Items from a data source
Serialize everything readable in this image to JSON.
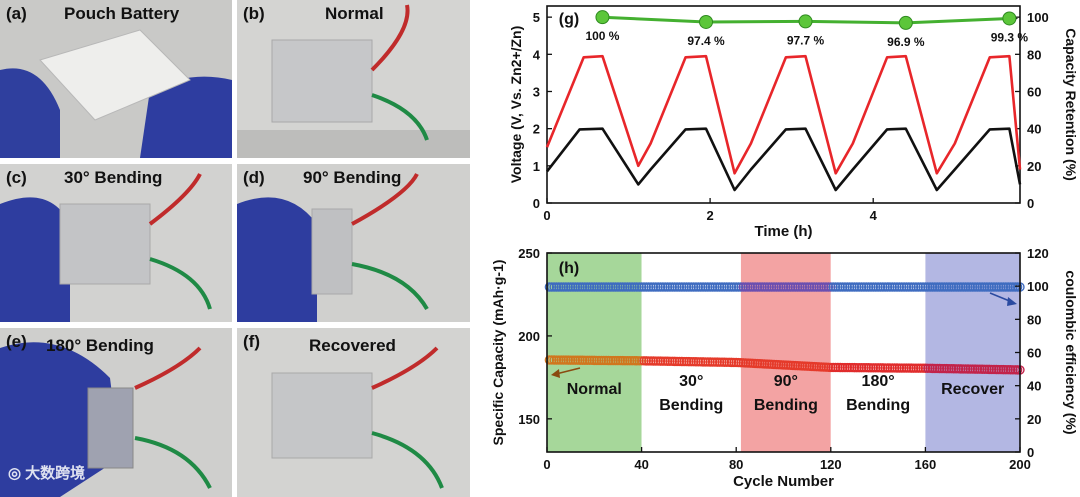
{
  "panels": {
    "a": {
      "label": "(a)",
      "title": "Pouch Battery"
    },
    "b": {
      "label": "(b)",
      "title": "Normal"
    },
    "c": {
      "label": "(c)",
      "title": "30° Bending"
    },
    "d": {
      "label": "(d)",
      "title": "90° Bending"
    },
    "e": {
      "label": "(e)",
      "title": "180° Bending"
    },
    "f": {
      "label": "(f)",
      "title": "Recovered"
    }
  },
  "watermark": "大数跨境",
  "chart_data": [
    {
      "id": "g",
      "type": "line",
      "label": "(g)",
      "xlabel": "Time (h)",
      "ylabel_left": "Voltage (V, Vs. Zn2+/Zn)",
      "ylabel_right": "Capacity Retention (%)",
      "xlim": [
        0,
        5.8
      ],
      "ylim_left": [
        0,
        5.3
      ],
      "ylim_right": [
        0,
        106
      ],
      "xticks": [
        0,
        2,
        4
      ],
      "yticks_left": [
        0,
        1,
        2,
        3,
        4,
        5
      ],
      "yticks_right": [
        0,
        20,
        40,
        60,
        80,
        100
      ],
      "series": [
        {
          "name": "red voltage",
          "color": "#e8262a",
          "x": [
            0,
            0.45,
            0.68,
            1.12,
            1.27,
            1.7,
            1.95,
            2.3,
            2.5,
            2.93,
            3.17,
            3.54,
            3.75,
            4.17,
            4.4,
            4.78,
            5.0,
            5.43,
            5.67,
            5.8
          ],
          "y": [
            1.5,
            3.92,
            3.95,
            1.0,
            1.6,
            3.92,
            3.95,
            0.8,
            1.6,
            3.92,
            3.95,
            0.8,
            1.6,
            3.92,
            3.95,
            0.8,
            1.6,
            3.92,
            3.95,
            0.9
          ]
        },
        {
          "name": "black voltage",
          "color": "#111111",
          "x": [
            0,
            0.4,
            0.68,
            1.12,
            1.27,
            1.7,
            1.95,
            2.3,
            2.5,
            2.93,
            3.17,
            3.54,
            3.75,
            4.17,
            4.4,
            4.78,
            5.0,
            5.43,
            5.67,
            5.8
          ],
          "y": [
            0.85,
            1.98,
            2.0,
            0.5,
            0.9,
            1.98,
            2.0,
            0.35,
            0.9,
            1.98,
            2.0,
            0.35,
            0.9,
            1.98,
            2.0,
            0.35,
            0.9,
            1.98,
            2.0,
            0.5
          ]
        },
        {
          "name": "Capacity Retention",
          "color": "#44b030",
          "axis": "right",
          "x": [
            0.68,
            1.95,
            3.17,
            4.4,
            5.67
          ],
          "y": [
            100,
            97.4,
            97.7,
            96.9,
            99.3
          ],
          "labels": [
            "100 %",
            "97.4 %",
            "97.7 %",
            "96.9 %",
            "99.3 %"
          ]
        }
      ]
    },
    {
      "id": "h",
      "type": "scatter",
      "label": "(h)",
      "xlabel": "Cycle Number",
      "ylabel_left": "Specific Capacity (mAh·g-1)",
      "ylabel_right": "coulombic efficiency (%)",
      "xlim": [
        0,
        200
      ],
      "ylim_left": [
        130,
        250
      ],
      "ylim_right": [
        0,
        120
      ],
      "xticks": [
        0,
        40,
        80,
        120,
        160,
        200
      ],
      "yticks_left": [
        150,
        200,
        250
      ],
      "yticks_right": [
        0,
        20,
        40,
        60,
        80,
        100,
        120
      ],
      "regions": [
        {
          "start": 0,
          "end": 40,
          "color": "#a6d79a",
          "label": "Normal"
        },
        {
          "start": 40,
          "end": 82,
          "color": "#ffffff",
          "label": "30° Bending"
        },
        {
          "start": 82,
          "end": 120,
          "color": "#f3a3a3",
          "label": "90° Bending"
        },
        {
          "start": 120,
          "end": 160,
          "color": "#ffffff",
          "label": "180° Bending"
        },
        {
          "start": 160,
          "end": 200,
          "color": "#b3b7e3",
          "label": "Recover"
        }
      ],
      "series": [
        {
          "name": "Specific Capacity",
          "axis": "left",
          "color": "#e02020",
          "x_range": [
            1,
            200
          ],
          "y_profile": [
            [
              1,
              185.5
            ],
            [
              40,
              185
            ],
            [
              80,
              184
            ],
            [
              120,
              181
            ],
            [
              160,
              180.5
            ],
            [
              200,
              179.5
            ]
          ]
        },
        {
          "name": "Coulombic efficiency",
          "axis": "right",
          "color": "#3a5fb0",
          "x_range": [
            1,
            200
          ],
          "y": 99.5
        }
      ]
    }
  ]
}
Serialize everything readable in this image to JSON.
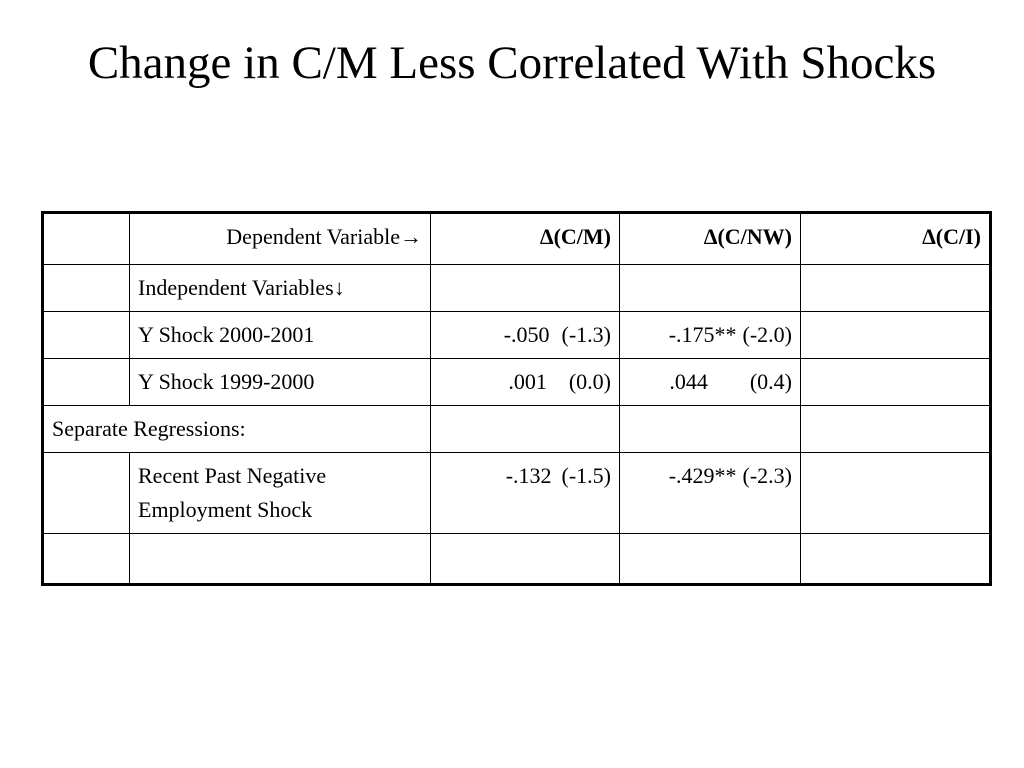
{
  "slide": {
    "title": "Change in C/M Less Correlated With Shocks"
  },
  "table": {
    "header": {
      "dependent_label": "Dependent Variable→",
      "col_cm": "∆(C/M)",
      "col_cnw": "∆(C/NW)",
      "col_ci": "∆(C/I)"
    },
    "independent_label": "Independent Variables↓",
    "rows": [
      {
        "label": "Y Shock 2000-2001",
        "cm_coef": "-.050",
        "cm_t": "(-1.3)",
        "cnw_coef": "-.175**",
        "cnw_t": "(-2.0)"
      },
      {
        "label": "Y Shock 1999-2000",
        "cm_coef": ".001",
        "cm_t": "(0.0)",
        "cnw_coef": ".044",
        "cnw_t": "(0.4)"
      }
    ],
    "separate_label": "Separate Regressions:",
    "separate_rows": [
      {
        "label": "Recent Past Negative Employment Shock",
        "cm_coef": "-.132",
        "cm_t": "(-1.5)",
        "cnw_coef": "-.429**",
        "cnw_t": "(-2.3)"
      }
    ]
  }
}
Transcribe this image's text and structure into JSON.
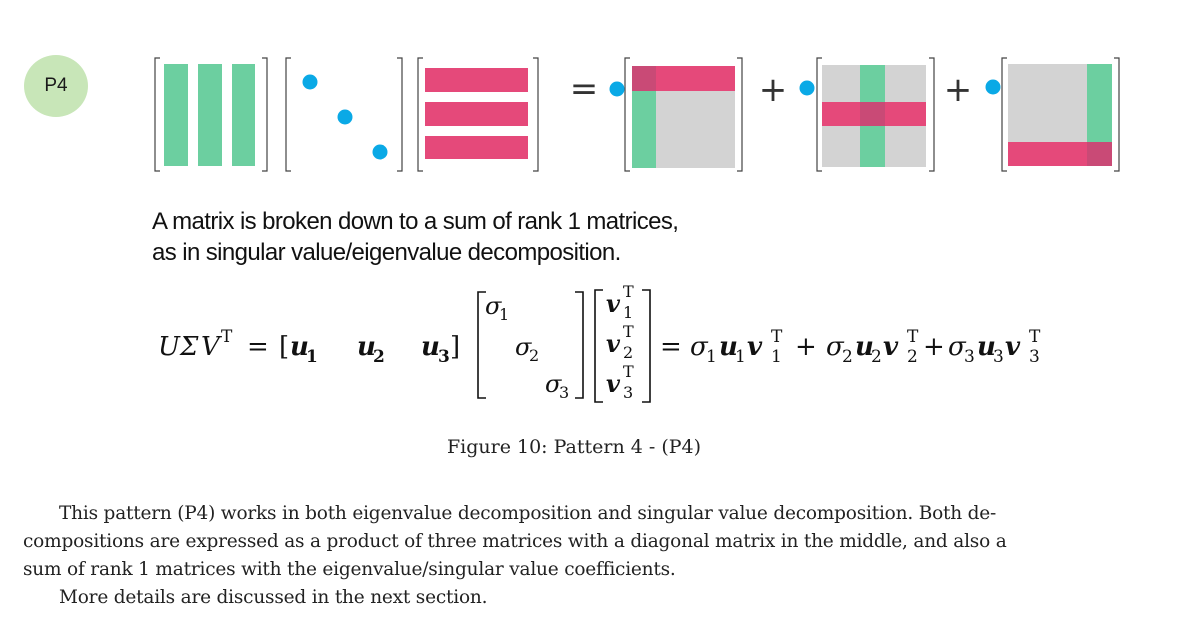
{
  "badge": {
    "label": "P4"
  },
  "diagram": {
    "equals_sign": "=",
    "plus_sign": "+"
  },
  "statement": {
    "line1": "A matrix is broken down to a sum of rank 1 matrices,",
    "line2": "as in singular value/eigenvalue decomposition."
  },
  "equation": {
    "lhs_U": "U",
    "lhs_Sigma": "Σ",
    "lhs_V": "V",
    "transpose": "T",
    "equals": "=",
    "plus": "+",
    "u_vectors": [
      "u",
      "u",
      "u"
    ],
    "subscripts": [
      "1",
      "2",
      "3"
    ],
    "sigma": "σ",
    "v_vector": "v"
  },
  "figure": {
    "caption": "Figure 10: Pattern 4 - (P4)"
  },
  "body": {
    "line1": "This pattern (P4) works in both eigenvalue decomposition and singular value decomposition. Both de-",
    "line2": "compositions are expressed as a product of three matrices with a diagonal matrix in the middle, and also a",
    "line3": "sum of rank 1 matrices with the eigenvalue/singular value coefficients.",
    "line4": "More details are discussed in the next section."
  },
  "colors": {
    "green": "#6ccfa0",
    "pink": "#e5497a",
    "gray": "#d3d3d3",
    "blue_dot": "#0aa9e6",
    "badge": "#c8e6b8"
  }
}
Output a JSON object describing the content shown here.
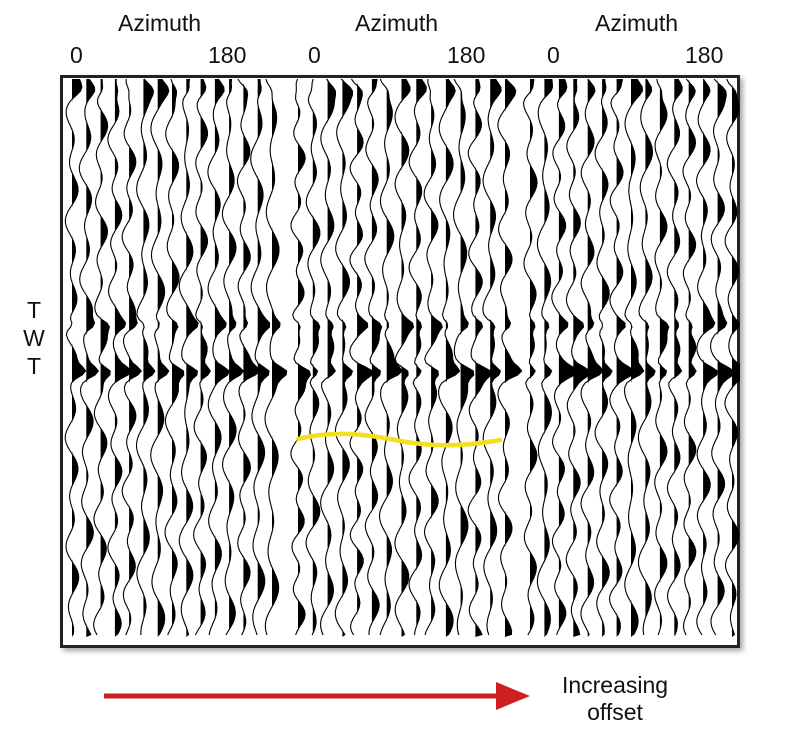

**Stated goal:** Output every entry word for word, but omit the pictures.

**Written response:**
Serialize everything readable in this image to JSON.
{
  "panels": {
    "a": {
      "label": "(a)",
      "title": "Pouch Battery"
    },
    "b": {
      "label": "(b)",
      "title": "Normal"
    },
    "c": {
      "label": "(c)",
      "title": "30° Bending"
    },
    "d": {
      "label": "(d)",
      "title": "90° Bending"
    },
    "e": {
      "label": "(e)",
      "title": "180° Bending"
    },
    "f": {
      "label": "(f)",
      "title": "Recovered"
    }
  },
  "watermark": "大数跨境",
  "chart_data": [
    {
      "id": "g",
      "type": "line",
      "label": "(g)",
      "xlabel": "Time (h)",
      "ylabel_left": "Voltage (V, Vs. Zn2+/Zn)",
      "ylabel_right": "Capacity Retention (%)",
      "xlim": [
        0,
        5.8
      ],
      "ylim_left": [
        0,
        5.3
      ],
      "ylim_right": [
        0,
        106
      ],
      "xticks": [
        0,
        2,
        4
      ],
      "yticks_left": [
        0,
        1,
        2,
        3,
        4,
        5
      ],
      "yticks_right": [
        0,
        20,
        40,
        60,
        80,
        100
      ],
      "series": [
        {
          "name": "red voltage",
          "color": "#e8262a",
          "x": [
            0,
            0.45,
            0.68,
            1.12,
            1.27,
            1.7,
            1.95,
            2.3,
            2.5,
            2.93,
            3.17,
            3.54,
            3.75,
            4.17,
            4.4,
            4.78,
            5.0,
            5.43,
            5.67,
            5.8
          ],
          "y": [
            1.5,
            3.92,
            3.95,
            1.0,
            1.6,
            3.92,
            3.95,
            0.8,
            1.6,
            3.92,
            3.95,
            0.8,
            1.6,
            3.92,
            3.95,
            0.8,
            1.6,
            3.92,
            3.95,
            0.9
          ]
        },
        {
          "name": "black voltage",
          "color": "#111111",
          "x": [
            0,
            0.4,
            0.68,
            1.12,
            1.27,
            1.7,
            1.95,
            2.3,
            2.5,
            2.93,
            3.17,
            3.54,
            3.75,
            4.17,
            4.4,
            4.78,
            5.0,
            5.43,
            5.67,
            5.8
          ],
          "y": [
            0.85,
            1.98,
            2.0,
            0.5,
            0.9,
            1.98,
            2.0,
            0.35,
            0.9,
            1.98,
            2.0,
            0.35,
            0.9,
            1.98,
            2.0,
            0.35,
            0.9,
            1.98,
            2.0,
            0.5
          ]
        },
        {
          "name": "Capacity Retention",
          "color": "#44b030",
          "axis": "right",
          "x": [
            0.68,
            1.95,
            3.17,
            4.4,
            5.67
          ],
          "y": [
            100,
            97.4,
            97.7,
            96.9,
            99.3
          ],
          "labels": [
            "100 %",
            "97.4 %",
            "97.7 %",
            "96.9 %",
            "99.3 %"
          ]
        }
      ]
    },
    {
      "id": "h",
      "type": "scatter",
      "label": "(h)",
      "xlabel": "Cycle Number",
      "ylabel_left": "Specific Capacity (mAh·g-1)",
      "ylabel_right": "coulombic efficiency (%)",
      "xlim": [
        0,
        200
      ],
      "ylim_left": [
        130,
        250
      ],
      "ylim_right": [
        0,
        120
      ],
      "xticks": [
        0,
        40,
        80,
        120,
        160,
        200
      ],
      "yticks_left": [
        150,
        200,
        250
      ],
      "yticks_right": [
        0,
        20,
        40,
        60,
        80,
        100,
        120
      ],
      "regions": [
        {
          "start": 0,
          "end": 40,
          "color": "#a6d79a",
          "label": "Normal"
        },
        {
          "start": 40,
          "end": 82,
          "color": "#ffffff",
          "label": "30° Bending"
        },
        {
          "start": 82,
          "end": 120,
          "color": "#f3a3a3",
          "label": "90° Bending"
        },
        {
          "start": 120,
          "end": 160,
          "color": "#ffffff",
          "label": "180° Bending"
        },
        {
          "start": 160,
          "end": 200,
          "color": "#b3b7e3",
          "label": "Recover"
        }
      ],
      "series": [
        {
          "name": "Specific Capacity",
          "axis": "left",
          "color": "#e02020",
          "x_range": [
            1,
            200
          ],
          "y_profile": [
            [
              1,
              185.5
            ],
            [
              40,
              185
            ],
            [
              80,
              184
            ],
            [
              120,
              181
            ],
            [
              160,
              180.5
            ],
            [
              200,
              179.5
            ]
          ]
        },
        {
          "name": "Coulombic efficiency",
          "axis": "right",
          "color": "#3a5fb0",
          "x_range": [
            1,
            200
          ],
          "y": 99.5
        }
      ]
    }
  ]
}
Serialize everything readable in this image to JSON.
{
  "slide": {
    "title": "Change in C/M Less Correlated With Shocks"
  },
  "table": {
    "header": {
      "dependent_label": "Dependent Variable→",
      "col_cm": "∆(C/M)",
      "col_cnw": "∆(C/NW)",
      "col_ci": "∆(C/I)"
    },
    "independent_label": "Independent Variables↓",
    "rows": [
      {
        "label": "Y Shock 2000-2001",
        "cm_coef": "-.050",
        "cm_t": "(-1.3)",
        "cnw_coef": "-.175**",
        "cnw_t": "(-2.0)"
      },
      {
        "label": "Y Shock 1999-2000",
        "cm_coef": ".001",
        "cm_t": "(0.0)",
        "cnw_coef": ".044",
        "cnw_t": "(0.4)"
      }
    ],
    "separate_label": "Separate Regressions:",
    "separate_rows": [
      {
        "label": "Recent Past Negative Employment Shock",
        "cm_coef": "-.132",
        "cm_t": "(-1.5)",
        "cnw_coef": "-.429**",
        "cnw_t": "(-2.3)"
      }
    ]
  }
}
Transcribe this image's text and structure into JSON.
{
  "badge": {
    "label": "P4"
  },
  "diagram": {
    "equals_sign": "=",
    "plus_sign": "+"
  },
  "statement": {
    "line1": "A matrix is broken down to a sum of rank 1 matrices,",
    "line2": "as in singular value/eigenvalue decomposition."
  },
  "equation": {
    "lhs_U": "U",
    "lhs_Sigma": "Σ",
    "lhs_V": "V",
    "transpose": "T",
    "equals": "=",
    "plus": "+",
    "u_vectors": [
      "u",
      "u",
      "u"
    ],
    "subscripts": [
      "1",
      "2",
      "3"
    ],
    "sigma": "σ",
    "v_vector": "v"
  },
  "figure": {
    "caption": "Figure 10: Pattern 4 - (P4)"
  },
  "body": {
    "line1": "This pattern (P4) works in both eigenvalue decomposition and singular value decomposition. Both de-",
    "line2": "compositions are expressed as a product of three matrices with a diagonal matrix in the middle, and also a",
    "line3": "sum of rank 1 matrices with the eigenvalue/singular value coefficients.",
    "line4": "More details are discussed in the next section."
  },
  "colors": {
    "green": "#6ccfa0",
    "pink": "#e5497a",
    "gray": "#d3d3d3",
    "blue_dot": "#0aa9e6",
    "badge": "#c8e6b8"
  }
}
Output a JSON object describing the content shown here.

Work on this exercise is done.